• [What to produce]
Will you output all of the data below exactly, omitting the images?

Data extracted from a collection
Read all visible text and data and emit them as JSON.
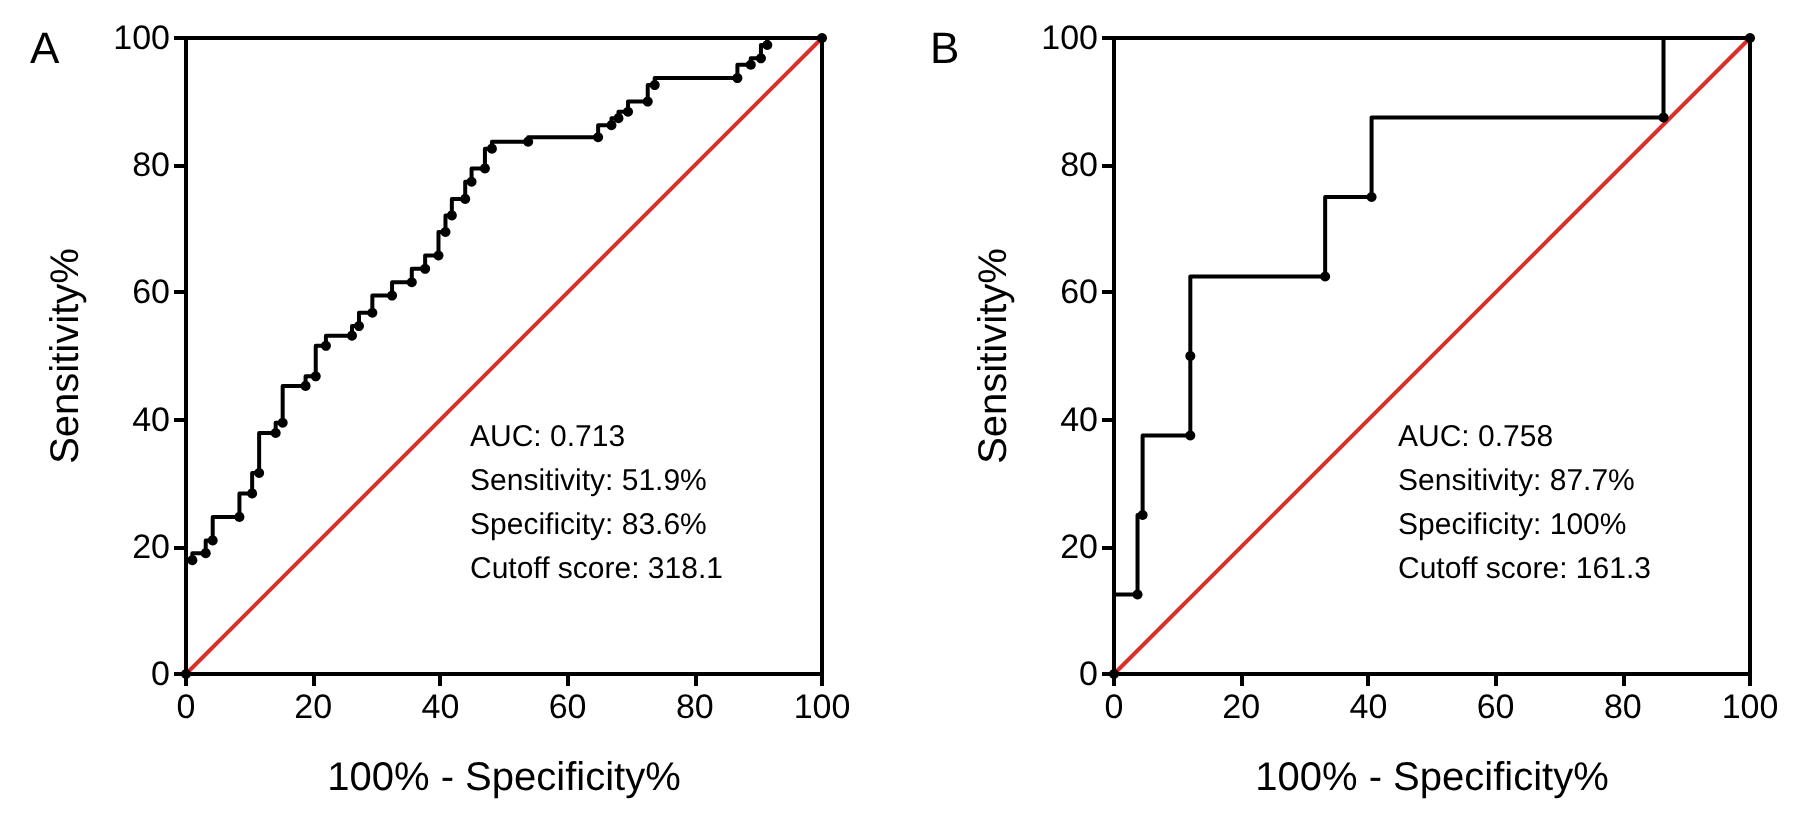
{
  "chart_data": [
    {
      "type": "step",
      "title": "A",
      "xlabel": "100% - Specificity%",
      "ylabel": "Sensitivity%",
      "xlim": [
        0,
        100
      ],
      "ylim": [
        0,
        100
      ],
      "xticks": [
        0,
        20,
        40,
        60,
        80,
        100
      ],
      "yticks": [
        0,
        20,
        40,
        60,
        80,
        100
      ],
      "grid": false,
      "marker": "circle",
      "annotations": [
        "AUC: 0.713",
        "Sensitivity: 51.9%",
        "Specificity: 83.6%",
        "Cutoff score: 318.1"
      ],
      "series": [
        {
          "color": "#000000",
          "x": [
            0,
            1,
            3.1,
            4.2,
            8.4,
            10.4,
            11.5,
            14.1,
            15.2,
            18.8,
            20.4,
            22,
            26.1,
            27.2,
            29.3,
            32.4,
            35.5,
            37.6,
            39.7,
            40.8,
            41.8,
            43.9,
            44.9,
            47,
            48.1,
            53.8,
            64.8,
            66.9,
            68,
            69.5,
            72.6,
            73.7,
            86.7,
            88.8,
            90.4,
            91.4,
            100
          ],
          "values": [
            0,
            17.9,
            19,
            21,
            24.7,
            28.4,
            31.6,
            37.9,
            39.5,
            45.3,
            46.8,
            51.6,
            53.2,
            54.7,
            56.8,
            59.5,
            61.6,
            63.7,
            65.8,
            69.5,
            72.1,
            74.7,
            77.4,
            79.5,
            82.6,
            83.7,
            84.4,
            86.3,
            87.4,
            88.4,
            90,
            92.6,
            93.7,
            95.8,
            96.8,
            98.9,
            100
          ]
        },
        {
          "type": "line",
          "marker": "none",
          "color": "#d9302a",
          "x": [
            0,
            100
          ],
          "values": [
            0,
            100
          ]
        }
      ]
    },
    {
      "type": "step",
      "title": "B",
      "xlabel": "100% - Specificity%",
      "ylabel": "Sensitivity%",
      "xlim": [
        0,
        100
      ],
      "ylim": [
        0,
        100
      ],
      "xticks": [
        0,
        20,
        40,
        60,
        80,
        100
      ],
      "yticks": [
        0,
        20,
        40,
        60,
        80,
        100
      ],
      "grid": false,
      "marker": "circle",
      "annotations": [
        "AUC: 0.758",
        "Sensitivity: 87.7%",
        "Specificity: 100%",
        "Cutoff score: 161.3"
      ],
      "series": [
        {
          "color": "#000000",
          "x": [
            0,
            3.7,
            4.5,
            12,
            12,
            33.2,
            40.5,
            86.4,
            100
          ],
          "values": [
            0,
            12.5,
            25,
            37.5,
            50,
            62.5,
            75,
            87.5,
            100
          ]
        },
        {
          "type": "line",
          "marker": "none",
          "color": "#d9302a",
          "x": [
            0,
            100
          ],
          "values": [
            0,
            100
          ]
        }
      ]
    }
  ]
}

• [Exercise answer]
Read all visible text and data and emit them as JSON.
{
  "chart_data": [
    {
      "type": "step",
      "title": "A",
      "xlabel": "100% - Specificity%",
      "ylabel": "Sensitivity%",
      "xlim": [
        0,
        100
      ],
      "ylim": [
        0,
        100
      ],
      "xticks": [
        0,
        20,
        40,
        60,
        80,
        100
      ],
      "yticks": [
        0,
        20,
        40,
        60,
        80,
        100
      ],
      "grid": false,
      "marker": "circle",
      "annotations": [
        "AUC: 0.713",
        "Sensitivity: 51.9%",
        "Specificity: 83.6%",
        "Cutoff score: 318.1"
      ],
      "series": [
        {
          "color": "#000000",
          "x": [
            0,
            1,
            3.1,
            4.2,
            8.4,
            10.4,
            11.5,
            14.1,
            15.2,
            18.8,
            20.4,
            22,
            26.1,
            27.2,
            29.3,
            32.4,
            35.5,
            37.6,
            39.7,
            40.8,
            41.8,
            43.9,
            44.9,
            47,
            48.1,
            53.8,
            64.8,
            66.9,
            68,
            69.5,
            72.6,
            73.7,
            86.7,
            88.8,
            90.4,
            91.4,
            100
          ],
          "values": [
            0,
            17.9,
            19,
            21,
            24.7,
            28.4,
            31.6,
            37.9,
            39.5,
            45.3,
            46.8,
            51.6,
            53.2,
            54.7,
            56.8,
            59.5,
            61.6,
            63.7,
            65.8,
            69.5,
            72.1,
            74.7,
            77.4,
            79.5,
            82.6,
            83.7,
            84.4,
            86.3,
            87.4,
            88.4,
            90,
            92.6,
            93.7,
            95.8,
            96.8,
            98.9,
            100
          ]
        },
        {
          "type": "line",
          "marker": "none",
          "color": "#d9302a",
          "x": [
            0,
            100
          ],
          "values": [
            0,
            100
          ]
        }
      ]
    },
    {
      "type": "step",
      "title": "B",
      "xlabel": "100% - Specificity%",
      "ylabel": "Sensitivity%",
      "xlim": [
        0,
        100
      ],
      "ylim": [
        0,
        100
      ],
      "xticks": [
        0,
        20,
        40,
        60,
        80,
        100
      ],
      "yticks": [
        0,
        20,
        40,
        60,
        80,
        100
      ],
      "grid": false,
      "marker": "circle",
      "annotations": [
        "AUC: 0.758",
        "Sensitivity: 87.7%",
        "Specificity: 100%",
        "Cutoff score: 161.3"
      ],
      "series": [
        {
          "color": "#000000",
          "x": [
            0,
            3.7,
            4.5,
            12,
            12,
            33.2,
            40.5,
            86.4,
            100
          ],
          "values": [
            0,
            12.5,
            25,
            37.5,
            50,
            62.5,
            75,
            87.5,
            100
          ]
        },
        {
          "type": "line",
          "marker": "none",
          "color": "#d9302a",
          "x": [
            0,
            100
          ],
          "values": [
            0,
            100
          ]
        }
      ]
    }
  ]
}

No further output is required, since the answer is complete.